- [TASK TO CARRY OUT]
In the entries that follow, find the word "content" and report each line it is on.
══ RAW RECORDS ══
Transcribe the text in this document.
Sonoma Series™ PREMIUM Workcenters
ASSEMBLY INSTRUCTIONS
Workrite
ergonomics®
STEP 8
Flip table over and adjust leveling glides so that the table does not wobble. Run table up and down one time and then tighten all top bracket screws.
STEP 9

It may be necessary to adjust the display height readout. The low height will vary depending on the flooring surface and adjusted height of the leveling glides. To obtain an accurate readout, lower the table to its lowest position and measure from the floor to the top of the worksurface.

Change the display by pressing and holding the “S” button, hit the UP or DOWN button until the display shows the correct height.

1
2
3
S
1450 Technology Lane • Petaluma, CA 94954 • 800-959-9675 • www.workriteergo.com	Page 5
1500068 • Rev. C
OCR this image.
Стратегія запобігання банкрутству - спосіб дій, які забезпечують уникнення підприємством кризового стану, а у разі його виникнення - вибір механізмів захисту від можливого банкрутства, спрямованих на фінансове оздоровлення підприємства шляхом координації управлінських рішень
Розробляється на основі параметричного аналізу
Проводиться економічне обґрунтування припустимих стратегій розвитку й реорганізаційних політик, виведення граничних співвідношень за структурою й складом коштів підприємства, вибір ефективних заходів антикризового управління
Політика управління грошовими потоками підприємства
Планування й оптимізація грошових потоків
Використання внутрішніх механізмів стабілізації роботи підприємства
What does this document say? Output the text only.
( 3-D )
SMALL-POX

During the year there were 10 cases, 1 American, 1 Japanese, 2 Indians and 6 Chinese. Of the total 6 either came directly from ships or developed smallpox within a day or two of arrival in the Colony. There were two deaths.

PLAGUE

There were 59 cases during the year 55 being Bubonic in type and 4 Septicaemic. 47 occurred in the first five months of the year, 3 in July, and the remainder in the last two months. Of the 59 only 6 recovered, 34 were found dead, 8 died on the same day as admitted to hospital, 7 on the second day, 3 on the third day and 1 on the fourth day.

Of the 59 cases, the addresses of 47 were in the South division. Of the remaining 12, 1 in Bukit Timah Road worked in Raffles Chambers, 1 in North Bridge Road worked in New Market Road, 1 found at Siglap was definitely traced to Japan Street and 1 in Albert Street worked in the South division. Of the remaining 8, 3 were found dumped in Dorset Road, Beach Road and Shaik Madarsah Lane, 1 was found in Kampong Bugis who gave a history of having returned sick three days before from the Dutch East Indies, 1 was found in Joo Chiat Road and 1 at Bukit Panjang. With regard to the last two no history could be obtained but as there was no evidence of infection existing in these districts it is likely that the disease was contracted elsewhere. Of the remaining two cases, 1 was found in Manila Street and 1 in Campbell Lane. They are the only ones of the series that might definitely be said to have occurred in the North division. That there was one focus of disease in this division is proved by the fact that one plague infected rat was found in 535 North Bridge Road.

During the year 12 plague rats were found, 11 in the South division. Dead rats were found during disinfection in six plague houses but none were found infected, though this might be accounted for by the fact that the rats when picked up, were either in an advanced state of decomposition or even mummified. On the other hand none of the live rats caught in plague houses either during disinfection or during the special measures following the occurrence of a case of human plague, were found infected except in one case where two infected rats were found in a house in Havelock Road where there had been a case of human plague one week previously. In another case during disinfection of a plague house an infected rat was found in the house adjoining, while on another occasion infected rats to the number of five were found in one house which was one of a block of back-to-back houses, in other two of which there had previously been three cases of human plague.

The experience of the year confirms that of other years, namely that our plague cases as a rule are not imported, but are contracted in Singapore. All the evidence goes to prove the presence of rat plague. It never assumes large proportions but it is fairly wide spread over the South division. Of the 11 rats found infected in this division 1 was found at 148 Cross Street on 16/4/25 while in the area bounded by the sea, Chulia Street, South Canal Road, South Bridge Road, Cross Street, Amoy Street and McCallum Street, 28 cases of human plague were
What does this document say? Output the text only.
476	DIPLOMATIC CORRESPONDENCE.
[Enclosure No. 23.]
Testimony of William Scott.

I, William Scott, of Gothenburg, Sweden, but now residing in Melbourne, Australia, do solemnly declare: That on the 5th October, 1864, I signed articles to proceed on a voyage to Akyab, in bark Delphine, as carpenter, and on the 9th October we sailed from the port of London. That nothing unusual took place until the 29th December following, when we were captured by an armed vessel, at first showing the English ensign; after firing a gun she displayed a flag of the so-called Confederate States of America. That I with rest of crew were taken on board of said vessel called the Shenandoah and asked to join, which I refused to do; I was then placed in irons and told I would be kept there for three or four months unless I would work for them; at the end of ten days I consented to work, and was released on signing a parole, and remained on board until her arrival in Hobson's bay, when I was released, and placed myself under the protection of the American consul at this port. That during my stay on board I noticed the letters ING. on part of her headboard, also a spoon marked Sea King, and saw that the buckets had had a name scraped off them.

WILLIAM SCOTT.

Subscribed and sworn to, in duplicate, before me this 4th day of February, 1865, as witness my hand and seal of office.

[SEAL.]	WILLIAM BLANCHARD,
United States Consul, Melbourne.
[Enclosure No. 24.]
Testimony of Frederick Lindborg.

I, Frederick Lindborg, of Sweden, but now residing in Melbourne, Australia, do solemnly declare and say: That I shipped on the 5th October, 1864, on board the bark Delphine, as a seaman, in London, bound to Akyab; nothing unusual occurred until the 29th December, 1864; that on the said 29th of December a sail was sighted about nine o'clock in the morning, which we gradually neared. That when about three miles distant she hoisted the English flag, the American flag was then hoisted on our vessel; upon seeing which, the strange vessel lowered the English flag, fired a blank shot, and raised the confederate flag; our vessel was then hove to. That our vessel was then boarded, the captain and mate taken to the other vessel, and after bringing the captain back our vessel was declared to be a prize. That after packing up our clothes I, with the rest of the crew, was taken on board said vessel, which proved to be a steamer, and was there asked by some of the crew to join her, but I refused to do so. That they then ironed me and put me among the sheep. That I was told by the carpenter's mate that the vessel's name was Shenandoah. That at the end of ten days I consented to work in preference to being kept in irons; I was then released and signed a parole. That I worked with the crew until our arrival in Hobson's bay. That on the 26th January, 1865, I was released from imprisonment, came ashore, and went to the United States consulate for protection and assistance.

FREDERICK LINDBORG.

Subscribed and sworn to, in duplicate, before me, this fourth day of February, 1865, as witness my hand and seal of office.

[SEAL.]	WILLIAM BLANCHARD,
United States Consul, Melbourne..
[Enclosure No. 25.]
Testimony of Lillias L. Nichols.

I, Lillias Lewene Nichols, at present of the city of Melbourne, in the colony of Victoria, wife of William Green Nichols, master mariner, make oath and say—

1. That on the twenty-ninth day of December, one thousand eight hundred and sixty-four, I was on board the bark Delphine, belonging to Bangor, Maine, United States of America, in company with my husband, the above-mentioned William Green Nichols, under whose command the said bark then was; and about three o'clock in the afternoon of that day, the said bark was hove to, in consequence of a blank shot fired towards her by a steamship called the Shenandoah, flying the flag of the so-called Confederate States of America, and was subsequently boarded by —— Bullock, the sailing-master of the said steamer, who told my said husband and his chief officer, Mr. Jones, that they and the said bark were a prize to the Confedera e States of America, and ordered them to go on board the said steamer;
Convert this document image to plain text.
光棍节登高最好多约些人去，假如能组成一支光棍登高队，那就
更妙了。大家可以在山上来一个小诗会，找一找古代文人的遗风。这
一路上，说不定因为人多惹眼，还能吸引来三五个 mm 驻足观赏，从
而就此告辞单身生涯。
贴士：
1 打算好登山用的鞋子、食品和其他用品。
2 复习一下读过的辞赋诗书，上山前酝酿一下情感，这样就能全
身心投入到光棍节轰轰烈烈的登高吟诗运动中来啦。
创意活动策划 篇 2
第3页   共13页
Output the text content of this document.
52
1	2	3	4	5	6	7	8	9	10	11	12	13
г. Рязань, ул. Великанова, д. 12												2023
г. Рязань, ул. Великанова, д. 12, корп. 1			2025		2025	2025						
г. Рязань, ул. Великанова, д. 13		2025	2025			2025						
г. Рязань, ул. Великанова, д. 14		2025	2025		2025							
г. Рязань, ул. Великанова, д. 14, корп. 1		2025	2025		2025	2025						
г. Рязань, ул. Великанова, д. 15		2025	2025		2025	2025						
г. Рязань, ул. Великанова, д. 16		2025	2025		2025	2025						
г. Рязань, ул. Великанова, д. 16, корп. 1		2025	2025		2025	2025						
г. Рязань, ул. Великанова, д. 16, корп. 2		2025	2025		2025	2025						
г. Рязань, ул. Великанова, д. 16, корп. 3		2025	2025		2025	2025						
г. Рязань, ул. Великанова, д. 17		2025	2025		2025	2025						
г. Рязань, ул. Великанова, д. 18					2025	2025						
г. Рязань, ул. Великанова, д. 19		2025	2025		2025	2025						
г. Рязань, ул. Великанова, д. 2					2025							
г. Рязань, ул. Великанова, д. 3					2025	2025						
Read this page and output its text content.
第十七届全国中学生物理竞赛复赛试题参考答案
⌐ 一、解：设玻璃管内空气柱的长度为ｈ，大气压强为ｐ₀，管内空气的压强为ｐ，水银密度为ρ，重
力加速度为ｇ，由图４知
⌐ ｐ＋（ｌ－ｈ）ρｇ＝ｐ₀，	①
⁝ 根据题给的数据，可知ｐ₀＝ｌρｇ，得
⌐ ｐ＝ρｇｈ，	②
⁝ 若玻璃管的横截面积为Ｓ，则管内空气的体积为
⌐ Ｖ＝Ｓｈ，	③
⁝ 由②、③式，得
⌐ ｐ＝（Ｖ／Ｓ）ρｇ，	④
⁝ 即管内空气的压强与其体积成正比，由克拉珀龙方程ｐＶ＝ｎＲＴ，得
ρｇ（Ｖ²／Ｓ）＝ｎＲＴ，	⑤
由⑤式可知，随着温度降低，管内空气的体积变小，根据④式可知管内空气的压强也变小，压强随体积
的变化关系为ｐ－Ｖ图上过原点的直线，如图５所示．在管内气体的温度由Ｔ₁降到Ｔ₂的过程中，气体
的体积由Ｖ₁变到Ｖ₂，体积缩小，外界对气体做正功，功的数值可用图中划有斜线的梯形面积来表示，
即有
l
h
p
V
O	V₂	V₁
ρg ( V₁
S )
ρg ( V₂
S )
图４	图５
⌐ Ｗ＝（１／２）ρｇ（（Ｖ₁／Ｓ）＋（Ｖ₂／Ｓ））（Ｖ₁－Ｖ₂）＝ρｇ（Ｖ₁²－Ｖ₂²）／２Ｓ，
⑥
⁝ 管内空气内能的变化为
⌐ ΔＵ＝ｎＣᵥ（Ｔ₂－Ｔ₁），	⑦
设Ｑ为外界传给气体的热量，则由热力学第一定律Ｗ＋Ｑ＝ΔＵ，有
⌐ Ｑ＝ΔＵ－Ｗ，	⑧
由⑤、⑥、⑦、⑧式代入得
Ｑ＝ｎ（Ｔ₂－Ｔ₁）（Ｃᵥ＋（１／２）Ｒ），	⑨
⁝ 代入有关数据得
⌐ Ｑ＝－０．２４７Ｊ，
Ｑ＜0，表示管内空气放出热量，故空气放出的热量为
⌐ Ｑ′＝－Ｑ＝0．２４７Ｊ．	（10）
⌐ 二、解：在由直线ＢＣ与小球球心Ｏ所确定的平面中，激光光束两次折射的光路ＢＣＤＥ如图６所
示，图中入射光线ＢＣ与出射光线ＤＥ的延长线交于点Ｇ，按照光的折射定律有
═══
- [COMPLETE OUTPUT]
Output the text content of this document.
Read this page and output its text content.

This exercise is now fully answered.